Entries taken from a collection
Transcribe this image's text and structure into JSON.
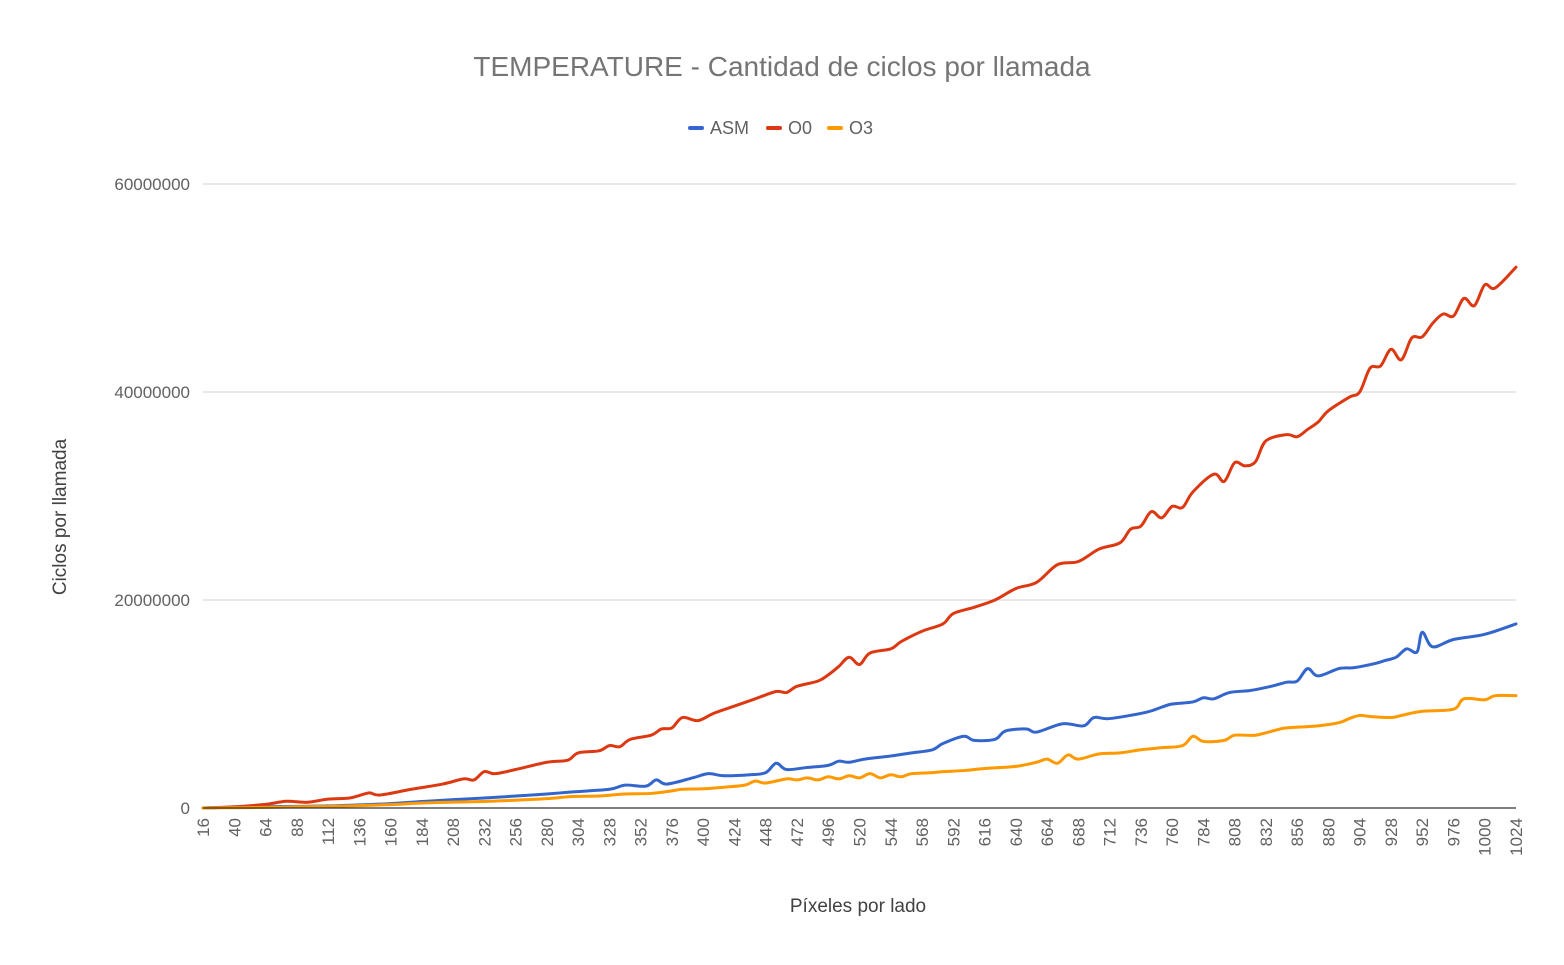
{
  "chart_data": {
    "type": "line",
    "title": "TEMPERATURE - Cantidad de ciclos por llamada",
    "xlabel": "Píxeles por lado",
    "ylabel": "Ciclos por llamada",
    "legend_position": "top",
    "grid": true,
    "xlim": [
      16,
      1024
    ],
    "ylim": [
      0,
      60000000
    ],
    "y_ticks": [
      0,
      20000000,
      40000000,
      60000000
    ],
    "x_ticks": [
      16,
      40,
      64,
      88,
      112,
      136,
      160,
      184,
      208,
      232,
      256,
      280,
      304,
      328,
      352,
      376,
      400,
      424,
      448,
      472,
      496,
      520,
      544,
      568,
      592,
      616,
      640,
      664,
      688,
      712,
      736,
      760,
      784,
      808,
      832,
      856,
      880,
      904,
      928,
      952,
      976,
      1000,
      1024
    ],
    "series": [
      {
        "name": "ASM",
        "color": "#3366cc",
        "points": [
          [
            16,
            0
          ],
          [
            40,
            80000
          ],
          [
            64,
            120000
          ],
          [
            88,
            160000
          ],
          [
            112,
            200000
          ],
          [
            136,
            300000
          ],
          [
            160,
            420000
          ],
          [
            184,
            620000
          ],
          [
            208,
            800000
          ],
          [
            232,
            960000
          ],
          [
            256,
            1150000
          ],
          [
            280,
            1350000
          ],
          [
            300,
            1550000
          ],
          [
            328,
            1800000
          ],
          [
            340,
            2200000
          ],
          [
            356,
            2100000
          ],
          [
            364,
            2700000
          ],
          [
            372,
            2300000
          ],
          [
            392,
            2900000
          ],
          [
            404,
            3300000
          ],
          [
            416,
            3100000
          ],
          [
            436,
            3200000
          ],
          [
            448,
            3400000
          ],
          [
            456,
            4300000
          ],
          [
            464,
            3700000
          ],
          [
            480,
            3900000
          ],
          [
            496,
            4100000
          ],
          [
            504,
            4500000
          ],
          [
            512,
            4400000
          ],
          [
            524,
            4700000
          ],
          [
            544,
            5000000
          ],
          [
            560,
            5300000
          ],
          [
            576,
            5600000
          ],
          [
            584,
            6200000
          ],
          [
            600,
            6900000
          ],
          [
            608,
            6500000
          ],
          [
            624,
            6600000
          ],
          [
            632,
            7400000
          ],
          [
            648,
            7600000
          ],
          [
            656,
            7300000
          ],
          [
            676,
            8100000
          ],
          [
            692,
            7900000
          ],
          [
            700,
            8700000
          ],
          [
            712,
            8600000
          ],
          [
            740,
            9200000
          ],
          [
            752,
            9700000
          ],
          [
            760,
            10000000
          ],
          [
            776,
            10200000
          ],
          [
            784,
            10600000
          ],
          [
            792,
            10500000
          ],
          [
            804,
            11100000
          ],
          [
            820,
            11300000
          ],
          [
            836,
            11700000
          ],
          [
            848,
            12100000
          ],
          [
            856,
            12200000
          ],
          [
            864,
            13400000
          ],
          [
            872,
            12700000
          ],
          [
            888,
            13400000
          ],
          [
            900,
            13500000
          ],
          [
            916,
            13900000
          ],
          [
            924,
            14200000
          ],
          [
            932,
            14500000
          ],
          [
            940,
            15300000
          ],
          [
            948,
            15000000
          ],
          [
            952,
            16900000
          ],
          [
            960,
            15500000
          ],
          [
            976,
            16200000
          ],
          [
            1000,
            16700000
          ],
          [
            1024,
            17700000
          ]
        ]
      },
      {
        "name": "O0",
        "color": "#dc3912",
        "points": [
          [
            16,
            0
          ],
          [
            40,
            120000
          ],
          [
            64,
            350000
          ],
          [
            80,
            650000
          ],
          [
            96,
            550000
          ],
          [
            112,
            850000
          ],
          [
            128,
            950000
          ],
          [
            136,
            1200000
          ],
          [
            144,
            1450000
          ],
          [
            152,
            1250000
          ],
          [
            176,
            1800000
          ],
          [
            200,
            2300000
          ],
          [
            216,
            2800000
          ],
          [
            224,
            2700000
          ],
          [
            232,
            3500000
          ],
          [
            240,
            3300000
          ],
          [
            256,
            3700000
          ],
          [
            280,
            4400000
          ],
          [
            296,
            4600000
          ],
          [
            304,
            5300000
          ],
          [
            320,
            5500000
          ],
          [
            328,
            6000000
          ],
          [
            336,
            5900000
          ],
          [
            344,
            6600000
          ],
          [
            360,
            7000000
          ],
          [
            368,
            7600000
          ],
          [
            376,
            7700000
          ],
          [
            384,
            8700000
          ],
          [
            396,
            8400000
          ],
          [
            408,
            9100000
          ],
          [
            424,
            9800000
          ],
          [
            440,
            10500000
          ],
          [
            456,
            11200000
          ],
          [
            464,
            11100000
          ],
          [
            472,
            11700000
          ],
          [
            488,
            12200000
          ],
          [
            496,
            12800000
          ],
          [
            504,
            13600000
          ],
          [
            512,
            14500000
          ],
          [
            520,
            13800000
          ],
          [
            528,
            14900000
          ],
          [
            544,
            15300000
          ],
          [
            552,
            16000000
          ],
          [
            568,
            17000000
          ],
          [
            584,
            17700000
          ],
          [
            592,
            18700000
          ],
          [
            608,
            19300000
          ],
          [
            624,
            20000000
          ],
          [
            640,
            21100000
          ],
          [
            656,
            21700000
          ],
          [
            672,
            23400000
          ],
          [
            688,
            23700000
          ],
          [
            704,
            24900000
          ],
          [
            720,
            25500000
          ],
          [
            728,
            26800000
          ],
          [
            736,
            27100000
          ],
          [
            744,
            28500000
          ],
          [
            752,
            27900000
          ],
          [
            760,
            29000000
          ],
          [
            768,
            28900000
          ],
          [
            776,
            30400000
          ],
          [
            792,
            32100000
          ],
          [
            800,
            31400000
          ],
          [
            808,
            33200000
          ],
          [
            816,
            32900000
          ],
          [
            824,
            33300000
          ],
          [
            832,
            35300000
          ],
          [
            848,
            35900000
          ],
          [
            856,
            35700000
          ],
          [
            864,
            36400000
          ],
          [
            872,
            37100000
          ],
          [
            880,
            38200000
          ],
          [
            896,
            39500000
          ],
          [
            904,
            40000000
          ],
          [
            912,
            42300000
          ],
          [
            920,
            42500000
          ],
          [
            928,
            44100000
          ],
          [
            936,
            43100000
          ],
          [
            944,
            45200000
          ],
          [
            952,
            45300000
          ],
          [
            960,
            46600000
          ],
          [
            968,
            47500000
          ],
          [
            976,
            47300000
          ],
          [
            984,
            49000000
          ],
          [
            992,
            48300000
          ],
          [
            1000,
            50300000
          ],
          [
            1008,
            50000000
          ],
          [
            1024,
            52000000
          ]
        ]
      },
      {
        "name": "O3",
        "color": "#ff9900",
        "points": [
          [
            16,
            0
          ],
          [
            40,
            30000
          ],
          [
            64,
            60000
          ],
          [
            88,
            120000
          ],
          [
            112,
            160000
          ],
          [
            136,
            230000
          ],
          [
            160,
            330000
          ],
          [
            184,
            480000
          ],
          [
            208,
            560000
          ],
          [
            232,
            630000
          ],
          [
            256,
            750000
          ],
          [
            280,
            900000
          ],
          [
            300,
            1100000
          ],
          [
            320,
            1150000
          ],
          [
            340,
            1350000
          ],
          [
            360,
            1400000
          ],
          [
            376,
            1650000
          ],
          [
            384,
            1800000
          ],
          [
            400,
            1850000
          ],
          [
            416,
            2000000
          ],
          [
            432,
            2200000
          ],
          [
            440,
            2600000
          ],
          [
            448,
            2400000
          ],
          [
            464,
            2800000
          ],
          [
            472,
            2700000
          ],
          [
            480,
            2900000
          ],
          [
            488,
            2700000
          ],
          [
            496,
            3000000
          ],
          [
            504,
            2800000
          ],
          [
            512,
            3100000
          ],
          [
            520,
            2900000
          ],
          [
            528,
            3300000
          ],
          [
            536,
            2900000
          ],
          [
            544,
            3200000
          ],
          [
            552,
            3000000
          ],
          [
            560,
            3300000
          ],
          [
            576,
            3400000
          ],
          [
            584,
            3500000
          ],
          [
            600,
            3600000
          ],
          [
            616,
            3800000
          ],
          [
            640,
            4000000
          ],
          [
            656,
            4400000
          ],
          [
            664,
            4700000
          ],
          [
            672,
            4300000
          ],
          [
            680,
            5100000
          ],
          [
            688,
            4700000
          ],
          [
            704,
            5200000
          ],
          [
            720,
            5300000
          ],
          [
            736,
            5600000
          ],
          [
            752,
            5800000
          ],
          [
            768,
            6000000
          ],
          [
            776,
            6900000
          ],
          [
            784,
            6400000
          ],
          [
            800,
            6500000
          ],
          [
            808,
            7000000
          ],
          [
            824,
            7000000
          ],
          [
            840,
            7500000
          ],
          [
            848,
            7700000
          ],
          [
            872,
            7900000
          ],
          [
            888,
            8200000
          ],
          [
            896,
            8600000
          ],
          [
            904,
            8900000
          ],
          [
            912,
            8800000
          ],
          [
            928,
            8700000
          ],
          [
            936,
            8900000
          ],
          [
            952,
            9300000
          ],
          [
            976,
            9500000
          ],
          [
            984,
            10500000
          ],
          [
            1000,
            10400000
          ],
          [
            1008,
            10800000
          ],
          [
            1024,
            10800000
          ]
        ]
      }
    ]
  }
}
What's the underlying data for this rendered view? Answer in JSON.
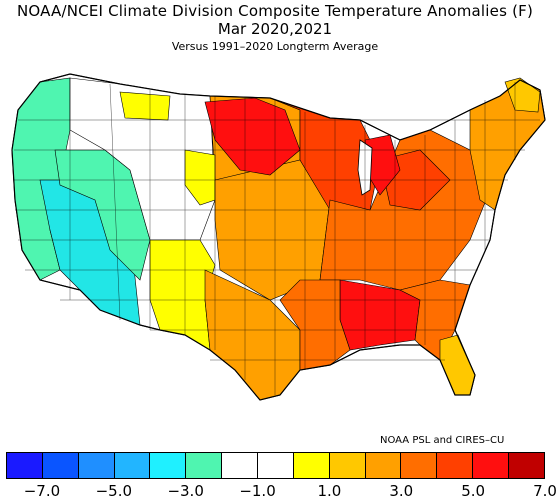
{
  "title": "NOAA/NCEI Climate Division Composite Temperature Anomalies (F)",
  "period": "Mar  2020,2021",
  "subtitle": "Versus 1991–2020 Longterm Average",
  "credit": "NOAA PSL and CIRES–CU",
  "legend": {
    "colors": [
      "#1a1aff",
      "#0a55ff",
      "#1f8fff",
      "#22b5ff",
      "#1ff0ff",
      "#4ff5b0",
      "#ffffff",
      "#ffffff",
      "#ffff00",
      "#ffc800",
      "#ffa000",
      "#ff6e00",
      "#ff4000",
      "#ff0f0f",
      "#c00000"
    ],
    "tick_labels": [
      "−7.0",
      "−5.0",
      "−3.0",
      "−1.0",
      "1.0",
      "3.0",
      "5.0",
      "7.0"
    ]
  },
  "regions": {
    "pacific_coast": "#4ff5b0",
    "interior_southwest": "#22e6e6",
    "northern_rockies": "#ffffff",
    "northern_plains_edge": "#ffff00",
    "west_texas": "#ffff00",
    "central_plains": "#ffa000",
    "upper_midwest": "#ff4000",
    "northern_lakes": "#ff0f0f",
    "ohio_valley": "#ff6e00",
    "deep_south": "#ff0f0f",
    "southeast": "#ff6e00",
    "florida": "#ffc800",
    "new_england": "#ffa000",
    "maine_north": "#ffc800"
  }
}
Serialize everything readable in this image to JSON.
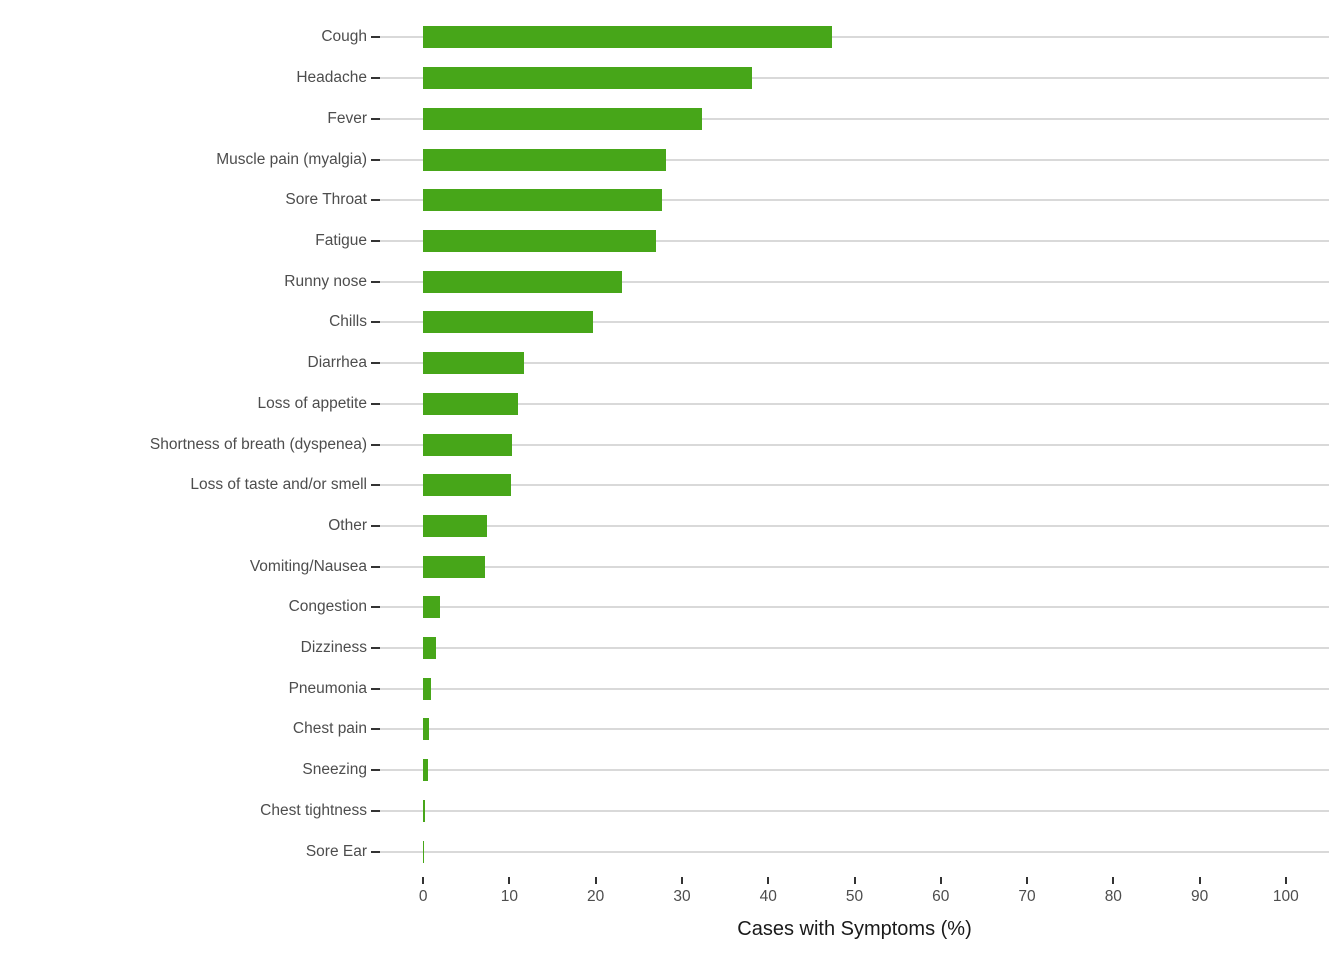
{
  "chart_data": {
    "type": "bar",
    "orientation": "horizontal",
    "title": "",
    "xlabel": "Cases with Symptoms (%)",
    "ylabel": "",
    "categories": [
      "Cough",
      "Headache",
      "Fever",
      "Muscle pain (myalgia)",
      "Sore Throat",
      "Fatigue",
      "Runny nose",
      "Chills",
      "Diarrhea",
      "Loss of appetite",
      "Shortness of breath (dyspenea)",
      "Loss of taste and/or smell",
      "Other",
      "Vomiting/Nausea",
      "Congestion",
      "Dizziness",
      "Pneumonia",
      "Chest pain",
      "Sneezing",
      "Chest tightness",
      "Sore Ear"
    ],
    "values": [
      47.4,
      38.1,
      32.3,
      28.1,
      27.7,
      27.0,
      23.1,
      19.7,
      11.7,
      11.0,
      10.3,
      10.2,
      7.4,
      7.2,
      2.0,
      1.5,
      0.9,
      0.7,
      0.6,
      0.25,
      0.12
    ],
    "xlim": [
      0,
      100
    ],
    "xticks": [
      0,
      10,
      20,
      30,
      40,
      50,
      60,
      70,
      80,
      90,
      100
    ],
    "grid": "horizontal-major-only",
    "legend": "none",
    "colors": {
      "bar": "#47A619",
      "grid": "#D9D9D9",
      "axis_text": "#4D4D4D",
      "axis_title": "#1A1A1A",
      "tick_mark": "#333333",
      "background": "#FFFFFF"
    }
  }
}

*Short exercise*:
Take the line containing "Serialize everything readable" through the last line of the material and retype exactly those lines, both ends included, with no pictures.

*Task solution*:
Serialize everything readable in this image to JSON.
{
  "chart_data": {
    "type": "bar",
    "orientation": "horizontal",
    "title": "",
    "xlabel": "Cases with Symptoms (%)",
    "ylabel": "",
    "categories": [
      "Cough",
      "Headache",
      "Fever",
      "Muscle pain (myalgia)",
      "Sore Throat",
      "Fatigue",
      "Runny nose",
      "Chills",
      "Diarrhea",
      "Loss of appetite",
      "Shortness of breath (dyspenea)",
      "Loss of taste and/or smell",
      "Other",
      "Vomiting/Nausea",
      "Congestion",
      "Dizziness",
      "Pneumonia",
      "Chest pain",
      "Sneezing",
      "Chest tightness",
      "Sore Ear"
    ],
    "values": [
      47.4,
      38.1,
      32.3,
      28.1,
      27.7,
      27.0,
      23.1,
      19.7,
      11.7,
      11.0,
      10.3,
      10.2,
      7.4,
      7.2,
      2.0,
      1.5,
      0.9,
      0.7,
      0.6,
      0.25,
      0.12
    ],
    "xlim": [
      0,
      100
    ],
    "xticks": [
      0,
      10,
      20,
      30,
      40,
      50,
      60,
      70,
      80,
      90,
      100
    ],
    "grid": "horizontal-major-only",
    "legend": "none",
    "colors": {
      "bar": "#47A619",
      "grid": "#D9D9D9",
      "axis_text": "#4D4D4D",
      "axis_title": "#1A1A1A",
      "tick_mark": "#333333",
      "background": "#FFFFFF"
    }
  }
}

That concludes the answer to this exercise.